> PROBLEM REQUIREMENTS
Every line with the string "structure" should be gathered.

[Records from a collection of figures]
━━━━━━━━━━

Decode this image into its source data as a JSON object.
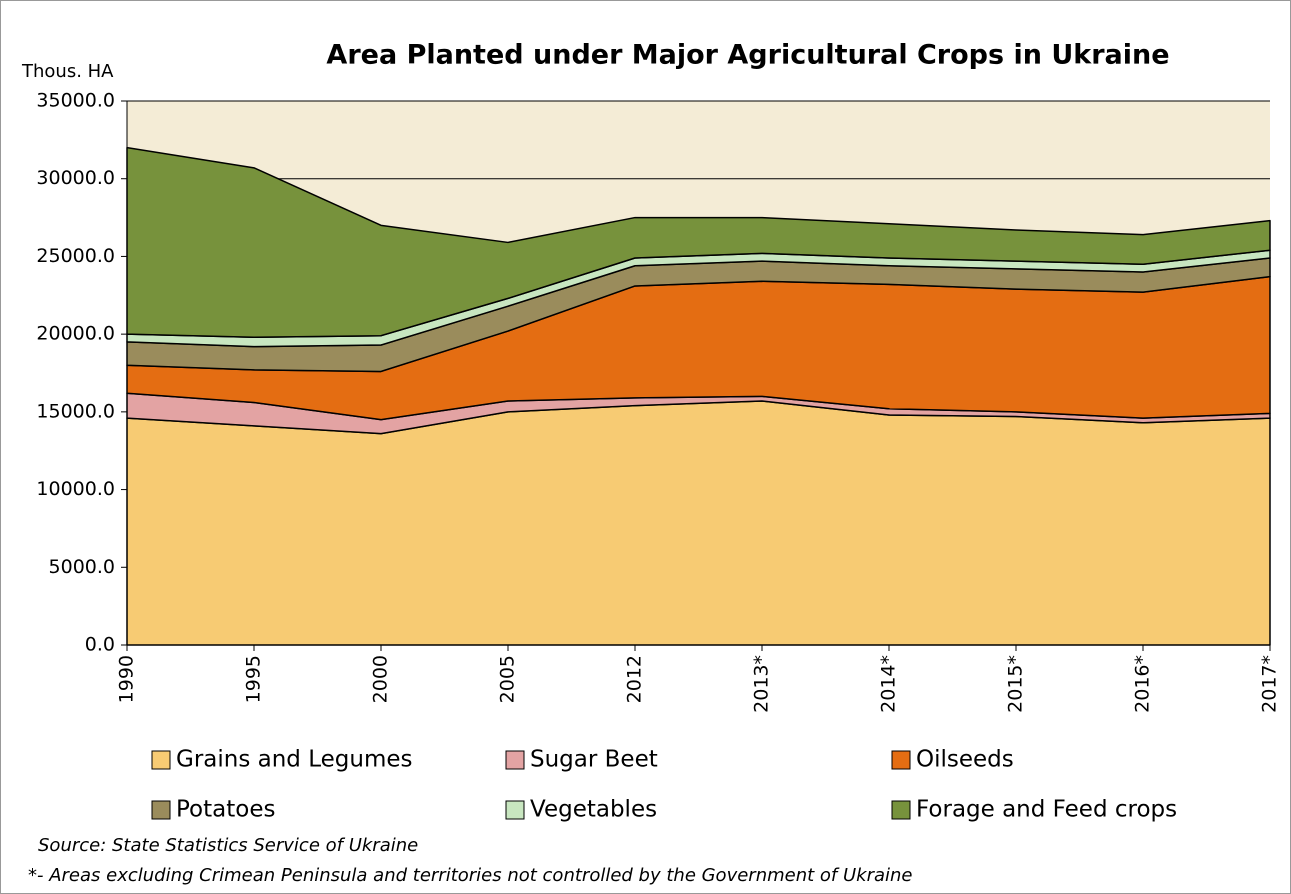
{
  "chart_data": {
    "type": "stacked_area",
    "title": "Area Planted under Major Agricultural Crops in Ukraine",
    "y_axis_label": "Thous. HA",
    "categories": [
      "1990",
      "1995",
      "2000",
      "2005",
      "2012",
      "2013*",
      "2014*",
      "2015*",
      "2016*",
      "2017*"
    ],
    "series": [
      {
        "name": "Grains and Legumes",
        "color": "#f7cb73",
        "values": [
          14600,
          14100,
          13600,
          15000,
          15400,
          15700,
          14800,
          14700,
          14300,
          14600
        ]
      },
      {
        "name": "Sugar Beet",
        "color": "#e3a3a3",
        "values": [
          1600,
          1500,
          900,
          700,
          500,
          300,
          400,
          300,
          300,
          300
        ]
      },
      {
        "name": "Oilseeds",
        "color": "#e46d12",
        "values": [
          1800,
          2100,
          3100,
          4500,
          7200,
          7400,
          8000,
          7900,
          8100,
          8800
        ]
      },
      {
        "name": "Potatoes",
        "color": "#9a8c5c",
        "values": [
          1500,
          1500,
          1700,
          1600,
          1300,
          1300,
          1200,
          1300,
          1300,
          1200
        ]
      },
      {
        "name": "Vegetables",
        "color": "#c8e6c0",
        "values": [
          500,
          600,
          600,
          500,
          500,
          500,
          500,
          500,
          500,
          500
        ]
      },
      {
        "name": "Forage and Feed crops",
        "color": "#77923c",
        "values": [
          12000,
          10900,
          7100,
          3600,
          2600,
          2300,
          2200,
          2000,
          1900,
          1900
        ]
      }
    ],
    "ylim": [
      0,
      35000
    ],
    "yticks": [
      {
        "value": 0,
        "label": "0.0"
      },
      {
        "value": 5000,
        "label": "5000.0"
      },
      {
        "value": 10000,
        "label": "10000.0"
      },
      {
        "value": 15000,
        "label": "15000.0"
      },
      {
        "value": 20000,
        "label": "20000.0"
      },
      {
        "value": 25000,
        "label": "25000.0"
      },
      {
        "value": 30000,
        "label": "30000.0"
      },
      {
        "value": 35000,
        "label": "35000.0"
      }
    ],
    "grid": true,
    "background": "#f4ecd6",
    "source": "Source:  State  Statistics  Service of  Ukraine",
    "footnote": "*- Areas excluding Crimean Peninsula and territories not controlled by the Government of Ukraine"
  }
}
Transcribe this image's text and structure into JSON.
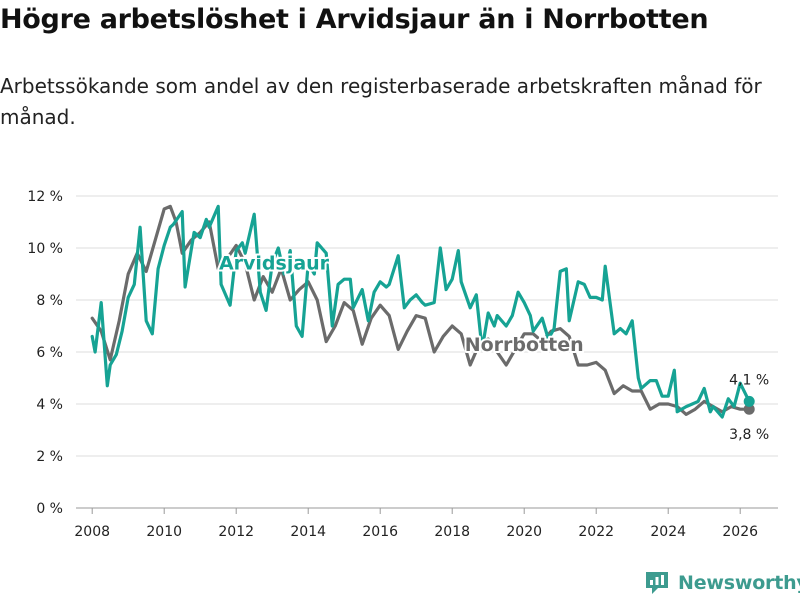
{
  "title": "Högre arbetslöshet i Arvidsjaur än i Norrbotten",
  "subtitle": "Arbetssökande som andel av den registerbaserade arbetskraften månad för månad.",
  "brand": {
    "name": "Newsworthy",
    "icon": "newsworthy-logo-icon"
  },
  "colors": {
    "arvidsjaur": "#16a394",
    "norrbotten": "#6b6b6b",
    "grid": "#dddddd",
    "brand": "#3d9b8f"
  },
  "chart_data": {
    "type": "line",
    "title": "Högre arbetslöshet i Arvidsjaur än i Norrbotten",
    "xlabel": "",
    "ylabel": "",
    "xlim": [
      2007.55,
      2027.05
    ],
    "ylim": [
      0,
      12
    ],
    "y_ticks": [
      0,
      2,
      4,
      6,
      8,
      10,
      12
    ],
    "y_tick_labels": [
      "0 %",
      "2 %",
      "4 %",
      "6 %",
      "8 %",
      "10 %",
      "12 %"
    ],
    "x_ticks": [
      2008,
      2010,
      2012,
      2014,
      2016,
      2018,
      2020,
      2022,
      2024,
      2026
    ],
    "x_tick_labels": [
      "2008",
      "2010",
      "2012",
      "2014",
      "2016",
      "2018",
      "2020",
      "2022",
      "2024",
      "2026"
    ],
    "grid": true,
    "series": [
      {
        "name": "Norrbotten",
        "label": "Norrbotten",
        "end_label": "3,8 %",
        "x": [
          2008.0,
          2008.25,
          2008.5,
          2008.75,
          2009.0,
          2009.25,
          2009.5,
          2009.75,
          2010.0,
          2010.17,
          2010.33,
          2010.5,
          2010.75,
          2011.0,
          2011.25,
          2011.5,
          2011.75,
          2012.0,
          2012.25,
          2012.5,
          2012.75,
          2013.0,
          2013.25,
          2013.5,
          2013.75,
          2014.0,
          2014.25,
          2014.5,
          2014.75,
          2015.0,
          2015.25,
          2015.5,
          2015.75,
          2016.0,
          2016.25,
          2016.5,
          2016.75,
          2017.0,
          2017.25,
          2017.5,
          2017.75,
          2018.0,
          2018.25,
          2018.5,
          2018.75,
          2019.0,
          2019.25,
          2019.5,
          2019.75,
          2020.0,
          2020.25,
          2020.5,
          2020.75,
          2021.0,
          2021.25,
          2021.5,
          2021.75,
          2022.0,
          2022.25,
          2022.5,
          2022.75,
          2023.0,
          2023.25,
          2023.5,
          2023.75,
          2024.0,
          2024.25,
          2024.5,
          2024.75,
          2025.0,
          2025.25,
          2025.5,
          2025.75,
          2026.0,
          2026.25
        ],
        "values": [
          7.3,
          6.8,
          5.7,
          7.2,
          9.0,
          9.8,
          9.1,
          10.3,
          11.5,
          11.6,
          11.0,
          9.8,
          10.3,
          10.6,
          11.0,
          9.2,
          9.6,
          10.1,
          9.4,
          8.0,
          8.9,
          8.3,
          9.2,
          8.0,
          8.4,
          8.7,
          8.0,
          6.4,
          7.0,
          7.9,
          7.6,
          6.3,
          7.3,
          7.8,
          7.4,
          6.1,
          6.8,
          7.4,
          7.3,
          6.0,
          6.6,
          7.0,
          6.7,
          5.5,
          6.3,
          6.5,
          6.0,
          5.5,
          6.1,
          6.7,
          6.7,
          6.4,
          6.8,
          6.9,
          6.6,
          5.5,
          5.5,
          5.6,
          5.3,
          4.4,
          4.7,
          4.5,
          4.5,
          3.8,
          4.0,
          4.0,
          3.9,
          3.6,
          3.8,
          4.1,
          3.9,
          3.7,
          3.9,
          3.8,
          3.8
        ]
      },
      {
        "name": "Arvidsjaur",
        "label": "Arvidsjaur",
        "end_label": "4,1 %",
        "x": [
          2008.0,
          2008.08,
          2008.25,
          2008.42,
          2008.5,
          2008.67,
          2008.83,
          2009.0,
          2009.17,
          2009.33,
          2009.5,
          2009.67,
          2009.83,
          2010.0,
          2010.17,
          2010.25,
          2010.5,
          2010.58,
          2010.83,
          2011.0,
          2011.17,
          2011.25,
          2011.5,
          2011.58,
          2011.83,
          2012.0,
          2012.17,
          2012.25,
          2012.5,
          2012.67,
          2012.83,
          2013.0,
          2013.17,
          2013.33,
          2013.5,
          2013.67,
          2013.83,
          2014.0,
          2014.17,
          2014.25,
          2014.5,
          2014.67,
          2014.83,
          2015.0,
          2015.17,
          2015.25,
          2015.5,
          2015.67,
          2015.83,
          2016.0,
          2016.17,
          2016.25,
          2016.5,
          2016.67,
          2016.83,
          2017.0,
          2017.17,
          2017.25,
          2017.5,
          2017.67,
          2017.83,
          2018.0,
          2018.17,
          2018.25,
          2018.5,
          2018.67,
          2018.83,
          2019.0,
          2019.17,
          2019.25,
          2019.5,
          2019.67,
          2019.83,
          2020.0,
          2020.17,
          2020.25,
          2020.5,
          2020.67,
          2020.83,
          2021.0,
          2021.17,
          2021.25,
          2021.5,
          2021.67,
          2021.83,
          2022.0,
          2022.17,
          2022.25,
          2022.5,
          2022.67,
          2022.83,
          2023.0,
          2023.17,
          2023.25,
          2023.5,
          2023.67,
          2023.83,
          2024.0,
          2024.17,
          2024.25,
          2024.5,
          2024.67,
          2024.83,
          2025.0,
          2025.17,
          2025.25,
          2025.5,
          2025.67,
          2025.83,
          2026.0,
          2026.25
        ],
        "values": [
          6.6,
          6.0,
          7.9,
          4.7,
          5.5,
          5.9,
          6.8,
          8.1,
          8.6,
          10.8,
          7.2,
          6.7,
          9.2,
          10.1,
          10.8,
          10.9,
          11.4,
          8.5,
          10.6,
          10.4,
          11.1,
          10.8,
          11.6,
          8.6,
          7.8,
          9.9,
          10.2,
          9.8,
          11.3,
          8.3,
          7.6,
          9.4,
          10.0,
          9.0,
          9.9,
          7.0,
          6.6,
          9.4,
          9.0,
          10.2,
          9.8,
          7.0,
          8.6,
          8.8,
          8.8,
          7.7,
          8.4,
          7.2,
          8.3,
          8.7,
          8.5,
          8.6,
          9.7,
          7.7,
          8.0,
          8.2,
          7.9,
          7.8,
          7.9,
          10.0,
          8.4,
          8.8,
          9.9,
          8.7,
          7.7,
          8.2,
          6.1,
          7.5,
          7.0,
          7.4,
          7.0,
          7.4,
          8.3,
          7.9,
          7.4,
          6.8,
          7.3,
          6.5,
          6.9,
          9.1,
          9.2,
          7.2,
          8.7,
          8.6,
          8.1,
          8.1,
          8.0,
          9.3,
          6.7,
          6.9,
          6.7,
          7.2,
          5.0,
          4.6,
          4.9,
          4.9,
          4.3,
          4.3,
          5.3,
          3.7,
          3.9,
          4.0,
          4.1,
          4.6,
          3.7,
          3.9,
          3.5,
          4.2,
          3.9,
          4.8,
          4.1
        ]
      }
    ]
  }
}
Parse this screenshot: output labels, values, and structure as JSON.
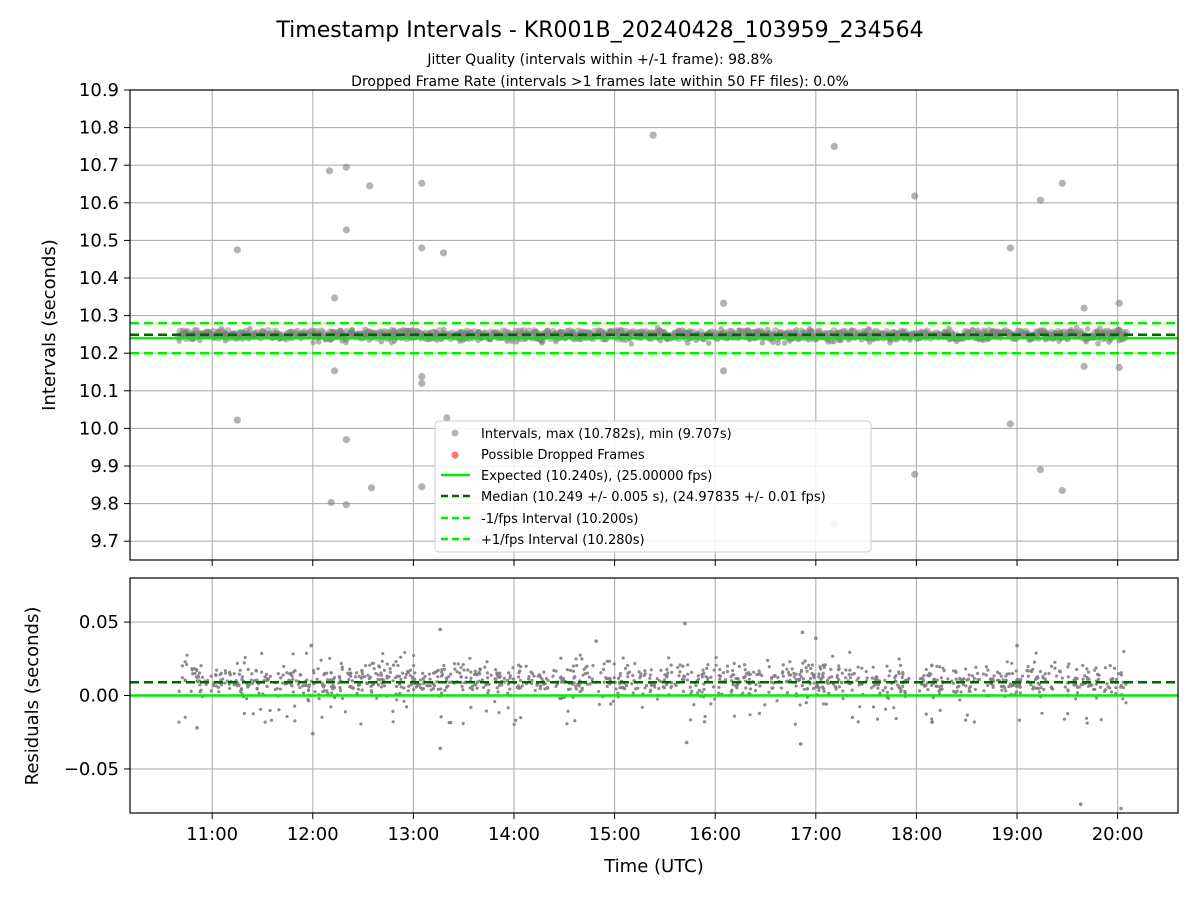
{
  "figure": {
    "title": "Timestamp Intervals - KR001B_20240428_103959_234564",
    "subtitle1": "Jitter Quality (intervals within +/-1 frame): 98.8%",
    "subtitle2": "Dropped Frame Rate (intervals >1 frames late within 50 FF files): 0.0%",
    "xlabel": "Time (UTC)"
  },
  "colors": {
    "intervals": "#808080",
    "dropped": "#ff0000",
    "expected": "#00ee00",
    "median": "#006400",
    "bounds": "#00ee00",
    "grid": "#b0b0b0"
  },
  "chart_data": [
    {
      "type": "scatter",
      "ylabel": "Intervals (seconds)",
      "ylim": [
        9.65,
        10.9
      ],
      "xlim": [
        "10:11",
        "20:36"
      ],
      "y_ticks": [
        "9.7",
        "9.8",
        "9.9",
        "10.0",
        "10.1",
        "10.2",
        "10.3",
        "10.4",
        "10.5",
        "10.6",
        "10.7",
        "10.8",
        "10.9"
      ],
      "x_ticks": [
        "11:00",
        "12:00",
        "13:00",
        "14:00",
        "15:00",
        "16:00",
        "17:00",
        "18:00",
        "19:00",
        "20:00"
      ],
      "grid": true,
      "legend_position": "lower-center",
      "legend": [
        "Intervals, max (10.782s), min (9.707s)",
        "Possible Dropped Frames",
        "Expected (10.240s), (25.00000 fps)",
        "Median (10.249 +/- 0.005 s), (24.97835 +/- 0.01 fps)",
        "-1/fps Interval (10.200s)",
        "+1/fps Interval (10.280s)"
      ],
      "reference_lines": {
        "expected": 10.24,
        "median": 10.249,
        "lower_bound": 10.2,
        "upper_bound": 10.28
      },
      "band": {
        "x_start": "10:40",
        "x_end": "20:05",
        "y_low": 10.225,
        "y_high": 10.27
      },
      "outliers": [
        {
          "x": "11:15",
          "y": 10.475
        },
        {
          "x": "11:15",
          "y": 10.022
        },
        {
          "x": "12:10",
          "y": 10.685
        },
        {
          "x": "12:13",
          "y": 10.347
        },
        {
          "x": "12:13",
          "y": 10.153
        },
        {
          "x": "12:11",
          "y": 9.803
        },
        {
          "x": "12:20",
          "y": 10.695
        },
        {
          "x": "12:20",
          "y": 10.528
        },
        {
          "x": "12:20",
          "y": 9.97
        },
        {
          "x": "12:20",
          "y": 9.797
        },
        {
          "x": "12:34",
          "y": 10.645
        },
        {
          "x": "12:35",
          "y": 9.842
        },
        {
          "x": "13:05",
          "y": 10.652
        },
        {
          "x": "13:05",
          "y": 10.48
        },
        {
          "x": "13:05",
          "y": 10.138
        },
        {
          "x": "13:05",
          "y": 10.12
        },
        {
          "x": "13:05",
          "y": 9.845
        },
        {
          "x": "13:18",
          "y": 10.467
        },
        {
          "x": "13:20",
          "y": 10.028
        },
        {
          "x": "15:23",
          "y": 10.78
        },
        {
          "x": "16:05",
          "y": 10.333
        },
        {
          "x": "16:05",
          "y": 10.153
        },
        {
          "x": "17:11",
          "y": 10.75
        },
        {
          "x": "17:11",
          "y": 9.745
        },
        {
          "x": "17:59",
          "y": 10.618
        },
        {
          "x": "17:59",
          "y": 9.878
        },
        {
          "x": "18:56",
          "y": 10.48
        },
        {
          "x": "18:56",
          "y": 10.012
        },
        {
          "x": "19:14",
          "y": 10.607
        },
        {
          "x": "19:14",
          "y": 9.89
        },
        {
          "x": "19:27",
          "y": 10.652
        },
        {
          "x": "19:27",
          "y": 9.835
        },
        {
          "x": "19:40",
          "y": 10.32
        },
        {
          "x": "19:40",
          "y": 10.165
        },
        {
          "x": "20:01",
          "y": 10.333
        },
        {
          "x": "20:01",
          "y": 10.162
        }
      ]
    },
    {
      "type": "scatter",
      "ylabel": "Residuals (seconds)",
      "ylim": [
        -0.08,
        0.08
      ],
      "xlim": [
        "10:11",
        "20:36"
      ],
      "y_ticks": [
        "−0.05",
        "0.00",
        "0.05"
      ],
      "x_ticks": [
        "11:00",
        "12:00",
        "13:00",
        "14:00",
        "15:00",
        "16:00",
        "17:00",
        "18:00",
        "19:00",
        "20:00"
      ],
      "grid": true,
      "reference_lines": {
        "zero": 0.0,
        "median_offset": 0.009
      },
      "band": {
        "x_start": "10:40",
        "x_end": "20:05",
        "y_low": -0.005,
        "y_high": 0.025
      },
      "outliers": [
        {
          "x": "15:42",
          "y": 0.049
        },
        {
          "x": "13:16",
          "y": 0.045
        },
        {
          "x": "16:52",
          "y": 0.043
        },
        {
          "x": "17:00",
          "y": 0.039
        },
        {
          "x": "14:49",
          "y": 0.037
        },
        {
          "x": "11:59",
          "y": 0.034
        },
        {
          "x": "19:00",
          "y": 0.034
        },
        {
          "x": "13:16",
          "y": -0.036
        },
        {
          "x": "15:43",
          "y": -0.032
        },
        {
          "x": "16:51",
          "y": -0.033
        },
        {
          "x": "12:00",
          "y": -0.026
        },
        {
          "x": "19:38",
          "y": -0.074
        },
        {
          "x": "20:02",
          "y": -0.077
        },
        {
          "x": "10:51",
          "y": -0.022
        }
      ]
    }
  ]
}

━━━━━━━━━━

> COMPLETE RESPONSE
Transcribe this image's text and structure into JSON.
Parse this screenshot: output labels, values, and structure as JSON.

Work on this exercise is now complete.